▸ **Exercise objective**: Transcribe every line of the listing below verbatim, omitting the pictures from your reproduction.

* BEGIN Entries provided *

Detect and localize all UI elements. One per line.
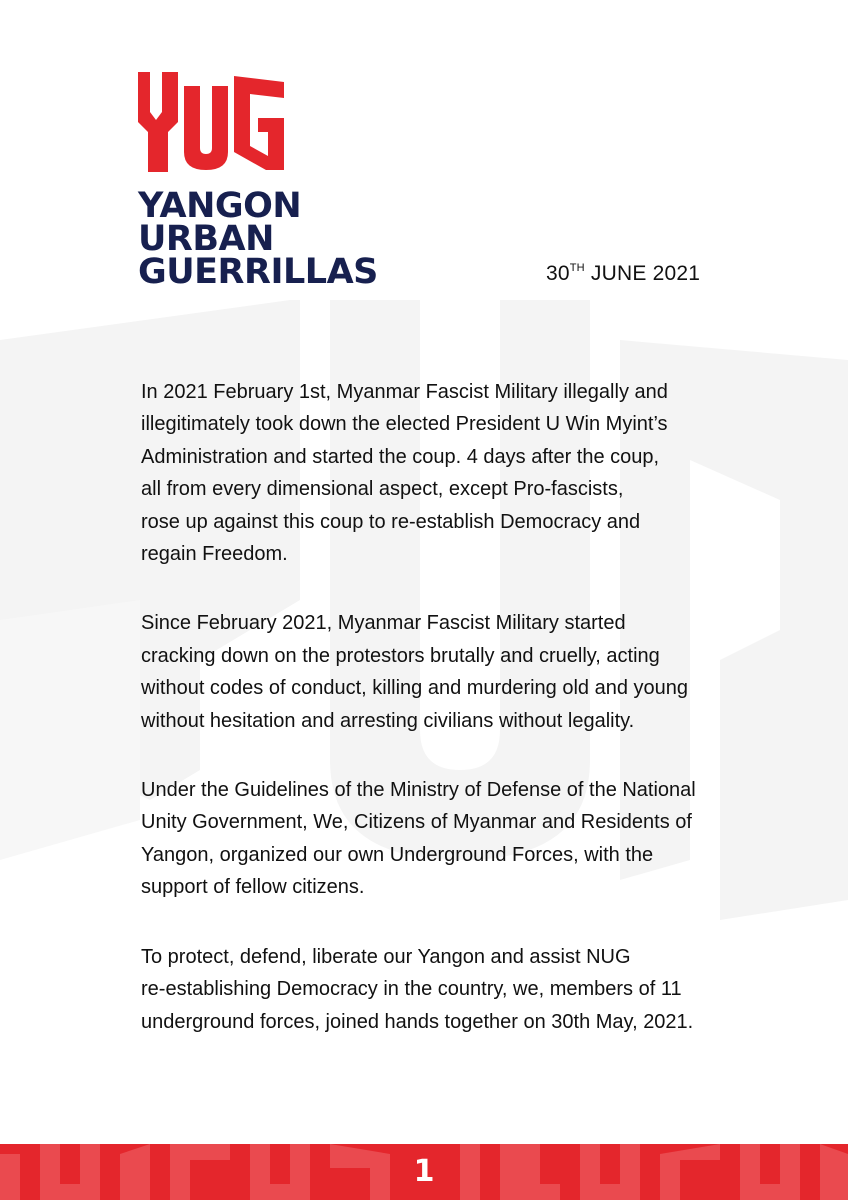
paragraph-1 <box>141 376 761 570</box>
paragraph-line: underground forces, joined hands together on 30th May, 2021. <box>141 1010 694 1033</box>
date-day: 30 <box>546 262 570 285</box>
paragraph-line: In 2021 February 1st, Myanmar Fascist Military illegally and <box>141 381 668 403</box>
organization-logo <box>138 72 378 292</box>
statement-body <box>141 376 761 1075</box>
organization-name <box>138 186 378 292</box>
paragraph-4 <box>141 941 761 1038</box>
paragraph-line: cracking down on the protestors brutally and cruelly, acting <box>141 644 660 667</box>
paragraph-line: Unity Government, We, Citizens of Myanmar and Residents of <box>141 811 692 834</box>
date-month-year: JUNE 2021 <box>590 262 701 285</box>
date-day-suffix: TH <box>569 262 585 274</box>
paragraph-line: Since February 2021, Myanmar Fascist Military started <box>141 612 626 635</box>
organization-name-line-2: URBAN <box>138 219 274 259</box>
paragraph-2 <box>141 607 761 737</box>
paragraph-line: Administration and started the coup. 4 days after the coup, <box>141 445 660 468</box>
paragraph-line: illegitimately took down the elected President U Win Myint’s <box>141 413 668 436</box>
paragraph-line: without hesitation and arresting civilians without legality. <box>141 709 635 732</box>
paragraph-3 <box>141 774 761 904</box>
page-footer <box>0 1144 848 1200</box>
paragraph-line: Yangon, organized our own Underground Forces, with the <box>141 843 654 866</box>
paragraph-line: re-establishing Democracy in the country, we, members of 11 <box>141 978 682 1001</box>
document-date <box>546 262 700 286</box>
organization-name-line-3: GUERRILLAS <box>138 252 378 292</box>
page-number: 1 <box>413 1154 435 1189</box>
paragraph-line: support of fellow citizens. <box>141 876 365 899</box>
organization-name-line-1: YANGON <box>138 186 302 226</box>
paragraph-line: all from every dimensional aspect, except Pro-fascists, <box>141 478 624 501</box>
paragraph-line: To protect, defend, liberate our Yangon and assist NUG <box>141 945 631 968</box>
paragraph-line: regain Freedom. <box>141 543 288 566</box>
paragraph-line: rose up against this coup to re-establish Democracy and <box>141 510 641 533</box>
paragraph-line: Under the Guidelines of the Ministry of Defense of the National <box>141 779 696 802</box>
paragraph-line: without codes of conduct, killing and murdering old and young <box>141 677 689 700</box>
yug-logo-mark <box>138 72 284 172</box>
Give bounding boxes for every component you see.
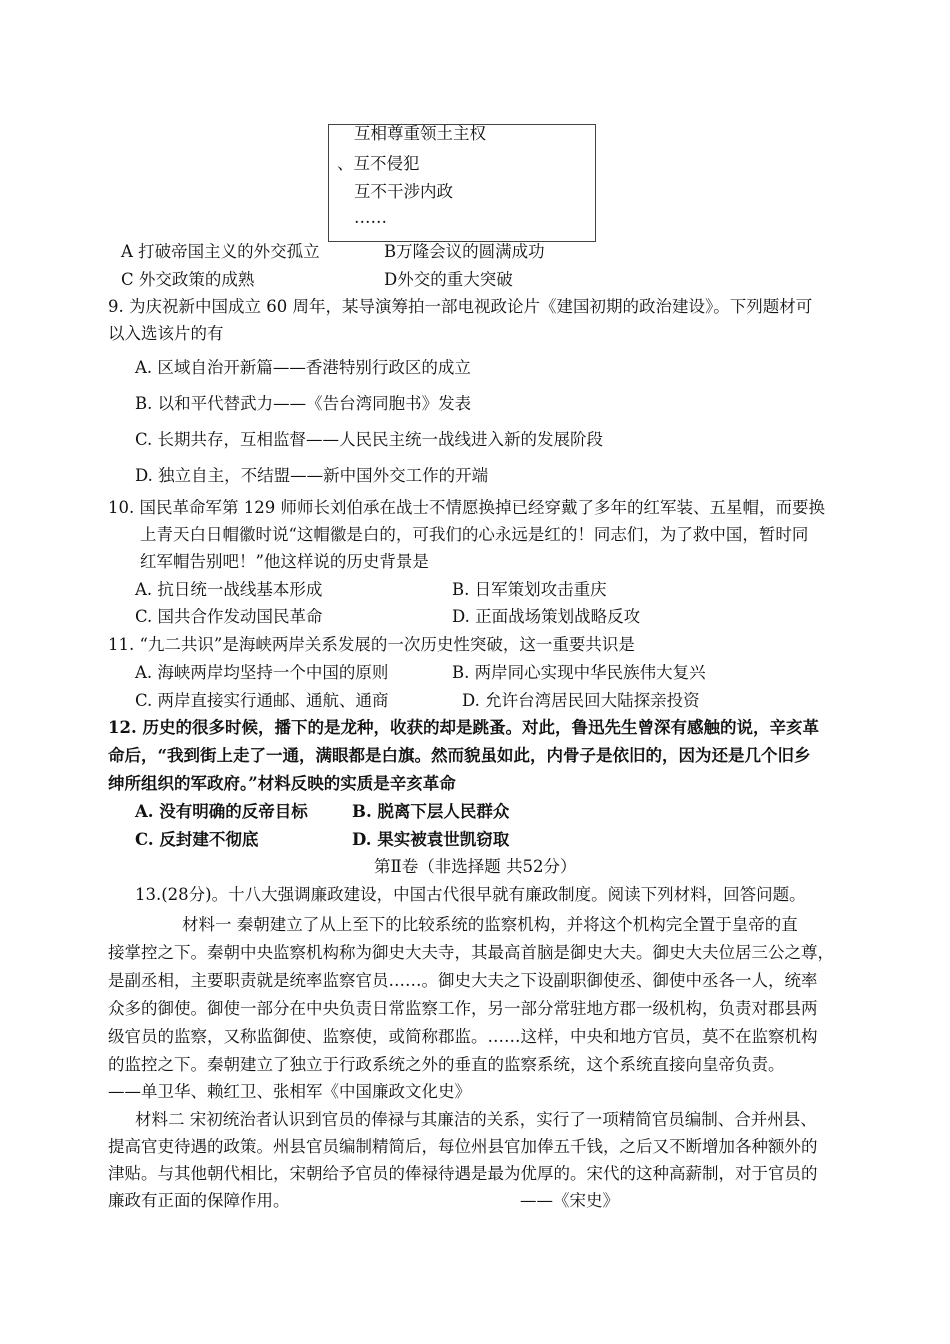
q12-option-b: B. 脱离下层人民群众 xyxy=(352,802,510,821)
material-1-line: 接掌控之下。秦朝中央监察机构称为御史大夫寺，其最高首脑是御史大夫。御史大夫位居三公之尊， xyxy=(108,943,834,962)
q9-stem-line-1: 9. 为庆祝新中国成立 60 周年，某导演筹拍一部电视政论片《建国初期的政治建设》。下列题材可 xyxy=(108,297,813,316)
material-2-line: 提高官吏待遇的政策。州县官员编制精简后，每位州县官加俸五千钱，之后又不断增加各种额外的 xyxy=(108,1137,818,1156)
q10-option-d: D. 正面战场策划战略反攻 xyxy=(452,607,641,626)
q11-option-b: B. 两岸同心实现中华民族伟大复兴 xyxy=(452,663,706,682)
q12-stem-line-3: 绅所组织的军政府。”材料反映的实质是辛亥革命 xyxy=(108,774,456,793)
material-2-line: 廉政有正面的保障作用。 xyxy=(108,1191,290,1210)
box-line-4: …… xyxy=(354,208,387,227)
q8-option-a: A 打破帝国主义的外交孤立 xyxy=(121,242,320,261)
q9-option-a: A. 区域自治开新篇——香港特别行政区的成立 xyxy=(135,358,471,377)
q8-option-b: B万隆会议的圆满成功 xyxy=(384,242,545,261)
q9-option-d: D. 独立自主，不结盟——新中国外交工作的开端 xyxy=(135,466,489,485)
material-1-source: ——单卫华、赖红卫、张相军《中国廉政文化史》 xyxy=(108,1082,471,1101)
material-1-line: 众多的御使。御使一部分在中央负责日常监察工作，另一部分常驻地方郡一级机构，负责对郡县两 xyxy=(108,999,818,1018)
q10-stem-line-2: 上青天白日帽徽时说“这帽徽是白的，可我们的心永远是红的！同志们，为了救中国，暂时同 xyxy=(140,525,809,544)
material-1-line: 材料一 秦朝建立了从上至下的比较系统的监察机构，并将这个机构完全置于皇帝的直 xyxy=(182,915,798,934)
box-line-1: 互相尊重领土主权 xyxy=(354,124,486,143)
q8-option-d: D外交的重大突破 xyxy=(384,270,513,289)
q13-stem: 13.(28分)。十八大强调廉政建设，中国古代很早就有廉政制度。阅读下列材料，回答问题。 xyxy=(135,885,806,904)
material-2-source: ——《宋史》 xyxy=(520,1191,619,1210)
material-1-line: 级官员的监察，又称监御使、监察使，或简称郡监。……这样，中央和地方官员，莫不在监察机构 xyxy=(108,1027,818,1046)
section-2-title: 第Ⅱ卷（非选择题 共52分） xyxy=(374,857,577,876)
q10-stem-line-1: 10. 国民革命军第 129 师师长刘伯承在战士不情愿换掉已经穿戴了多年的红军装、五星帽，而要换 xyxy=(108,498,825,517)
q9-option-b: B. 以和平代替武力——《告台湾同胞书》发表 xyxy=(135,394,472,413)
material-2-line: 津贴。与其他朝代相比，宋朝给予官员的俸禄待遇是最为优厚的。宋代的这种高薪制，对于官员的 xyxy=(108,1164,818,1183)
q10-option-b: B. 日军策划攻击重庆 xyxy=(452,580,607,599)
q10-stem-line-3: 红军帽告别吧！”他这样说的历史背景是 xyxy=(140,552,429,571)
q12-option-a: A. 没有明确的反帝目标 xyxy=(135,802,308,821)
box-line-2: 、互不侵犯 xyxy=(337,154,420,173)
q12-stem-line-1: 12. 历史的很多时候，播下的是龙种，收获的却是跳蚤。对此，鲁迅先生曾深有感触的说，辛亥革 xyxy=(108,718,819,737)
q9-option-c: C. 长期共存，互相监督——人民民主统一战线进入新的发展阶段 xyxy=(135,430,604,449)
material-1-line: 的监控之下。秦朝建立了独立于行政系统之外的垂直的监察系统，这个系统直接向皇帝负责。 xyxy=(108,1055,785,1074)
q10-option-c: C. 国共合作发动国民革命 xyxy=(135,607,323,626)
q12-option-c: C. 反封建不彻底 xyxy=(135,830,259,849)
q11-option-d: D. 允许台湾居民回大陆探亲投资 xyxy=(462,691,700,710)
q10-option-a: A. 抗日统一战线基本形成 xyxy=(135,580,323,599)
material-2-line: 材料二 宋初统治者认识到官员的俸禄与其廉洁的关系，实行了一项精简官员编制、合并州县、 xyxy=(135,1110,817,1129)
q11-option-c: C. 两岸直接实行通邮、通航、通商 xyxy=(135,691,389,710)
material-1-line: 是副丞相，主要职责就是统率监察官员……。御史大夫之下设副职御使丞、御使中丞各一人，统率 xyxy=(108,971,818,990)
q11-stem: 11. “九二共识”是海峡两岸关系发展的一次历史性突破，这一重要共识是 xyxy=(108,635,635,654)
q8-option-c: C 外交政策的成熟 xyxy=(121,270,255,289)
q9-stem-line-2: 以入选该片的有 xyxy=(108,324,224,343)
box-line-3: 互不干涉内政 xyxy=(354,182,453,201)
q12-stem-line-2: 命后，“我到街上走了一通，满眼都是白旗。然而貌虽如此，内骨子是依旧的，因为还是几个旧乡 xyxy=(108,746,811,765)
q11-option-a: A. 海峡两岸均坚持一个中国的原则 xyxy=(135,663,389,682)
q12-option-d: D. 果实被袁世凯窃取 xyxy=(352,830,510,849)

* END Entries provided *

▸ **Solution to the exercise**:
Detect and localize all UI elements. One per line.
paragraph-1 <box>141 376 761 570</box>
paragraph-line: underground forces, joined hands together on 30th May, 2021. <box>141 1010 694 1033</box>
date-day: 30 <box>546 262 570 285</box>
paragraph-line: In 2021 February 1st, Myanmar Fascist Military illegally and <box>141 381 668 403</box>
organization-logo <box>138 72 378 292</box>
statement-body <box>141 376 761 1075</box>
organization-name <box>138 186 378 292</box>
paragraph-4 <box>141 941 761 1038</box>
paragraph-line: cracking down on the protestors brutally and cruelly, acting <box>141 644 660 667</box>
paragraph-line: Unity Government, We, Citizens of Myanmar and Residents of <box>141 811 692 834</box>
date-month-year: JUNE 2021 <box>590 262 701 285</box>
date-day-suffix: TH <box>569 262 585 274</box>
paragraph-line: Since February 2021, Myanmar Fascist Military started <box>141 612 626 635</box>
organization-name-line-2: URBAN <box>138 219 274 259</box>
paragraph-2 <box>141 607 761 737</box>
paragraph-line: Administration and started the coup. 4 days after the coup, <box>141 445 660 468</box>
paragraph-line: illegitimately took down the elected President U Win Myint’s <box>141 413 668 436</box>
paragraph-line: without hesitation and arresting civilians without legality. <box>141 709 635 732</box>
paragraph-3 <box>141 774 761 904</box>
page-footer <box>0 1144 848 1200</box>
paragraph-line: Yangon, organized our own Underground Forces, with the <box>141 843 654 866</box>
paragraph-line: re-establishing Democracy in the country, we, members of 11 <box>141 978 682 1001</box>
document-date <box>546 262 700 286</box>
organization-name-line-3: GUERRILLAS <box>138 252 378 292</box>
page-number: 1 <box>413 1154 435 1189</box>
paragraph-line: support of fellow citizens. <box>141 876 365 899</box>
organization-name-line-1: YANGON <box>138 186 302 226</box>
paragraph-line: all from every dimensional aspect, except Pro-fascists, <box>141 478 624 501</box>
paragraph-line: To protect, defend, liberate our Yangon and assist NUG <box>141 945 631 968</box>
paragraph-line: regain Freedom. <box>141 543 288 566</box>
paragraph-line: rose up against this coup to re-establish Democracy and <box>141 510 641 533</box>
paragraph-line: Under the Guidelines of the Ministry of Defense of the National <box>141 779 696 802</box>
paragraph-line: without codes of conduct, killing and murdering old and young <box>141 677 689 700</box>
yug-logo-mark <box>138 72 284 172</box>
Give bounding boxes for every component you see.
q12-option-b: B. 脱离下层人民群众 xyxy=(352,802,510,821)
material-1-line: 接掌控之下。秦朝中央监察机构称为御史大夫寺，其最高首脑是御史大夫。御史大夫位居三公之尊， xyxy=(108,943,834,962)
q9-stem-line-1: 9. 为庆祝新中国成立 60 周年，某导演筹拍一部电视政论片《建国初期的政治建设》。下列题材可 xyxy=(108,297,813,316)
material-2-line: 提高官吏待遇的政策。州县官员编制精简后，每位州县官加俸五千钱，之后又不断增加各种额外的 xyxy=(108,1137,818,1156)
q10-option-d: D. 正面战场策划战略反攻 xyxy=(452,607,641,626)
q11-option-b: B. 两岸同心实现中华民族伟大复兴 xyxy=(452,663,706,682)
q12-stem-line-3: 绅所组织的军政府。”材料反映的实质是辛亥革命 xyxy=(108,774,456,793)
material-2-line: 廉政有正面的保障作用。 xyxy=(108,1191,290,1210)
box-line-4: …… xyxy=(354,208,387,227)
q8-option-a: A 打破帝国主义的外交孤立 xyxy=(121,242,320,261)
q9-option-a: A. 区域自治开新篇——香港特别行政区的成立 xyxy=(135,358,471,377)
q8-option-b: B万隆会议的圆满成功 xyxy=(384,242,545,261)
q9-option-d: D. 独立自主，不结盟——新中国外交工作的开端 xyxy=(135,466,489,485)
material-1-source: ——单卫华、赖红卫、张相军《中国廉政文化史》 xyxy=(108,1082,471,1101)
material-1-line: 众多的御使。御使一部分在中央负责日常监察工作，另一部分常驻地方郡一级机构，负责对郡县两 xyxy=(108,999,818,1018)
q10-stem-line-2: 上青天白日帽徽时说“这帽徽是白的，可我们的心永远是红的！同志们，为了救中国，暂时同 xyxy=(140,525,809,544)
material-1-line: 材料一 秦朝建立了从上至下的比较系统的监察机构，并将这个机构完全置于皇帝的直 xyxy=(182,915,798,934)
box-line-1: 互相尊重领土主权 xyxy=(354,124,486,143)
q8-option-d: D外交的重大突破 xyxy=(384,270,513,289)
q13-stem: 13.(28分)。十八大强调廉政建设，中国古代很早就有廉政制度。阅读下列材料，回答问题。 xyxy=(135,885,806,904)
material-2-source: ——《宋史》 xyxy=(520,1191,619,1210)
material-1-line: 级官员的监察，又称监御使、监察使，或简称郡监。……这样，中央和地方官员，莫不在监察机构 xyxy=(108,1027,818,1046)
section-2-title: 第Ⅱ卷（非选择题 共52分） xyxy=(374,857,577,876)
q10-stem-line-1: 10. 国民革命军第 129 师师长刘伯承在战士不情愿换掉已经穿戴了多年的红军装、五星帽，而要换 xyxy=(108,498,825,517)
q9-option-b: B. 以和平代替武力——《告台湾同胞书》发表 xyxy=(135,394,472,413)
material-2-line: 津贴。与其他朝代相比，宋朝给予官员的俸禄待遇是最为优厚的。宋代的这种高薪制，对于官员的 xyxy=(108,1164,818,1183)
q10-option-b: B. 日军策划攻击重庆 xyxy=(452,580,607,599)
q10-stem-line-3: 红军帽告别吧！”他这样说的历史背景是 xyxy=(140,552,429,571)
q12-option-a: A. 没有明确的反帝目标 xyxy=(135,802,308,821)
box-line-2: 、互不侵犯 xyxy=(337,154,420,173)
q12-stem-line-1: 12. 历史的很多时候，播下的是龙种，收获的却是跳蚤。对此，鲁迅先生曾深有感触的说，辛亥革 xyxy=(108,718,819,737)
q9-option-c: C. 长期共存，互相监督——人民民主统一战线进入新的发展阶段 xyxy=(135,430,604,449)
material-1-line: 的监控之下。秦朝建立了独立于行政系统之外的垂直的监察系统，这个系统直接向皇帝负责。 xyxy=(108,1055,785,1074)
q10-option-c: C. 国共合作发动国民革命 xyxy=(135,607,323,626)
q12-option-c: C. 反封建不彻底 xyxy=(135,830,259,849)
q11-option-d: D. 允许台湾居民回大陆探亲投资 xyxy=(462,691,700,710)
q10-option-a: A. 抗日统一战线基本形成 xyxy=(135,580,323,599)
material-2-line: 材料二 宋初统治者认识到官员的俸禄与其廉洁的关系，实行了一项精简官员编制、合并州县、 xyxy=(135,1110,817,1129)
q11-option-c: C. 两岸直接实行通邮、通航、通商 xyxy=(135,691,389,710)
material-1-line: 是副丞相，主要职责就是统率监察官员……。御史大夫之下设副职御使丞、御使中丞各一人，统率 xyxy=(108,971,818,990)
q11-stem: 11. “九二共识”是海峡两岸关系发展的一次历史性突破，这一重要共识是 xyxy=(108,635,635,654)
q8-option-c: C 外交政策的成熟 xyxy=(121,270,255,289)
q9-stem-line-2: 以入选该片的有 xyxy=(108,324,224,343)
box-line-3: 互不干涉内政 xyxy=(354,182,453,201)
q12-stem-line-2: 命后，“我到街上走了一通，满眼都是白旗。然而貌虽如此，内骨子是依旧的，因为还是几个旧乡 xyxy=(108,746,811,765)
q11-option-a: A. 海峡两岸均坚持一个中国的原则 xyxy=(135,663,389,682)
q12-option-d: D. 果实被袁世凯窃取 xyxy=(352,830,510,849)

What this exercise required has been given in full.